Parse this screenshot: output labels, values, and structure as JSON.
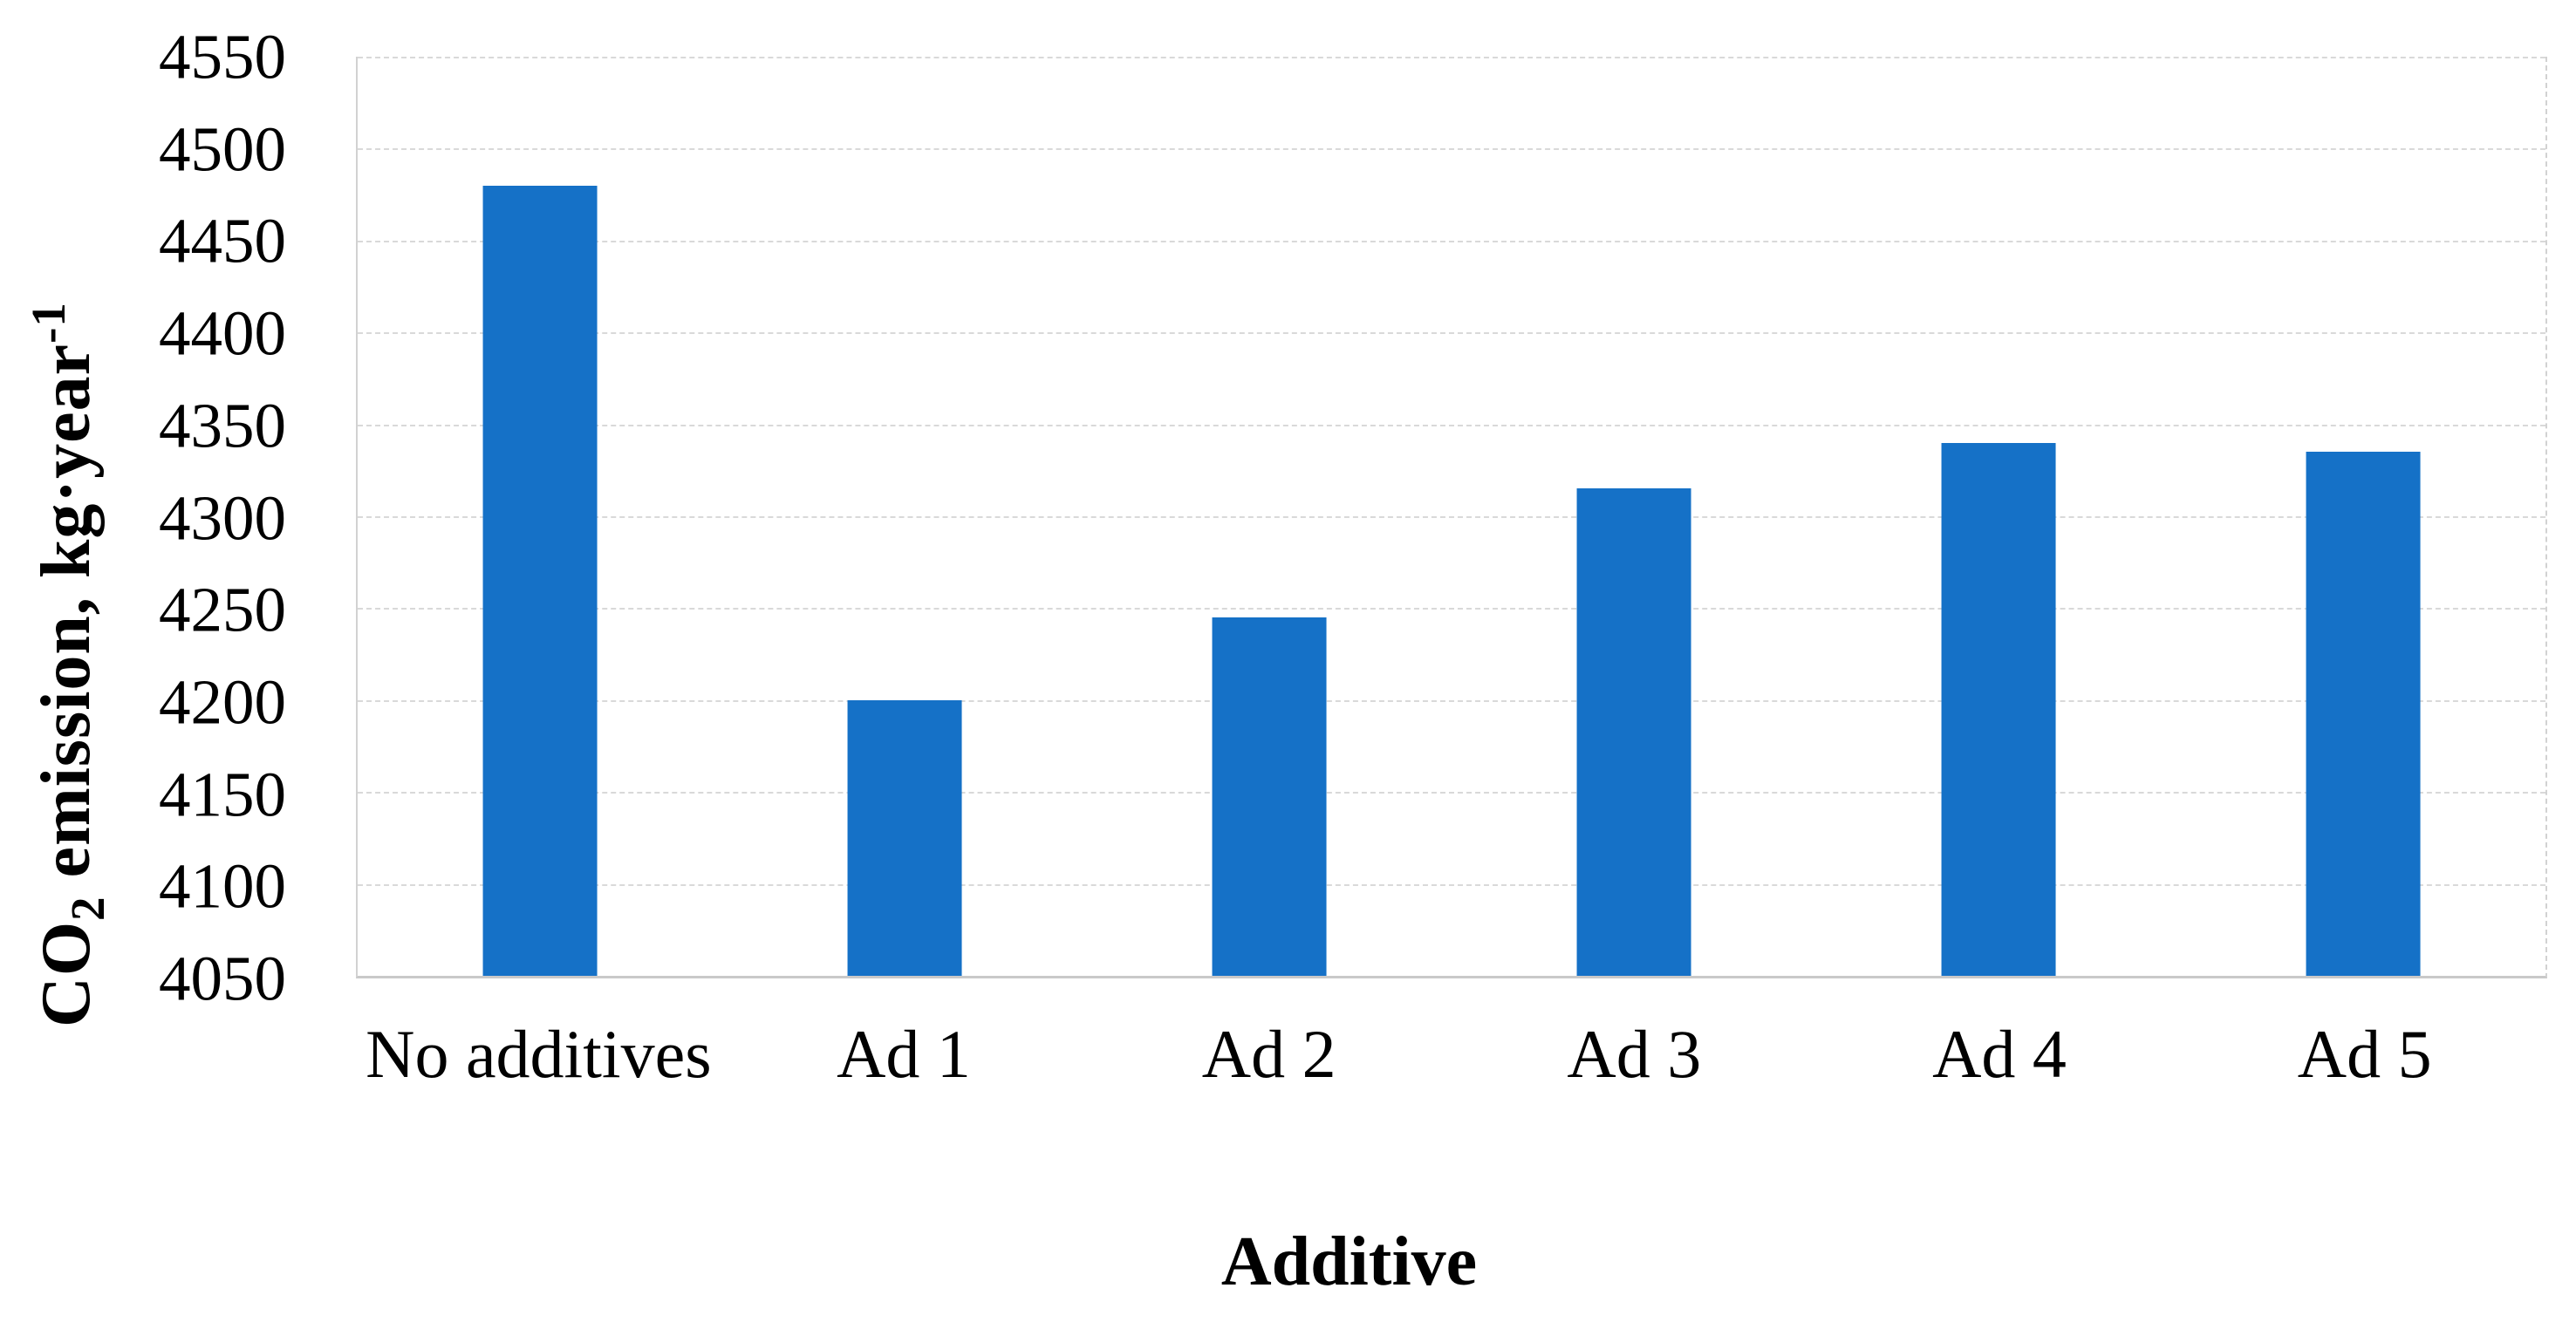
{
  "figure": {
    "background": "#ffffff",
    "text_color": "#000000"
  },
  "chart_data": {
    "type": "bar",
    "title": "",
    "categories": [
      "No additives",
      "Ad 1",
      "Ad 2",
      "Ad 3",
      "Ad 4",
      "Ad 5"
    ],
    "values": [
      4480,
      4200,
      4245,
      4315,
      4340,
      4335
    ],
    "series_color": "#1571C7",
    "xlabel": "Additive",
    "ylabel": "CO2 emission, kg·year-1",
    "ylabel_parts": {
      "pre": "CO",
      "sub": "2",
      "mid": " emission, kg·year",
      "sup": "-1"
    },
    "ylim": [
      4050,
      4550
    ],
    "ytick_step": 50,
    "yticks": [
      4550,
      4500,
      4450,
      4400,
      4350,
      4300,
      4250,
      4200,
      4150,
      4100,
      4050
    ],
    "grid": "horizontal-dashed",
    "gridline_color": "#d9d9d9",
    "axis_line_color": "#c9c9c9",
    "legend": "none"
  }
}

▶ _Goal_: Write out the listing above again, exactly, but with no pictures in the copy.

▶ _Answer for the task_:
Parse this screenshot: output labels, values, and structure as JSON.
{
  "figure": {
    "background": "#ffffff",
    "text_color": "#000000"
  },
  "chart_data": {
    "type": "bar",
    "title": "",
    "categories": [
      "No additives",
      "Ad 1",
      "Ad 2",
      "Ad 3",
      "Ad 4",
      "Ad 5"
    ],
    "values": [
      4480,
      4200,
      4245,
      4315,
      4340,
      4335
    ],
    "series_color": "#1571C7",
    "xlabel": "Additive",
    "ylabel": "CO2 emission, kg·year-1",
    "ylabel_parts": {
      "pre": "CO",
      "sub": "2",
      "mid": " emission, kg·year",
      "sup": "-1"
    },
    "ylim": [
      4050,
      4550
    ],
    "ytick_step": 50,
    "yticks": [
      4550,
      4500,
      4450,
      4400,
      4350,
      4300,
      4250,
      4200,
      4150,
      4100,
      4050
    ],
    "grid": "horizontal-dashed",
    "gridline_color": "#d9d9d9",
    "axis_line_color": "#c9c9c9",
    "legend": "none"
  }
}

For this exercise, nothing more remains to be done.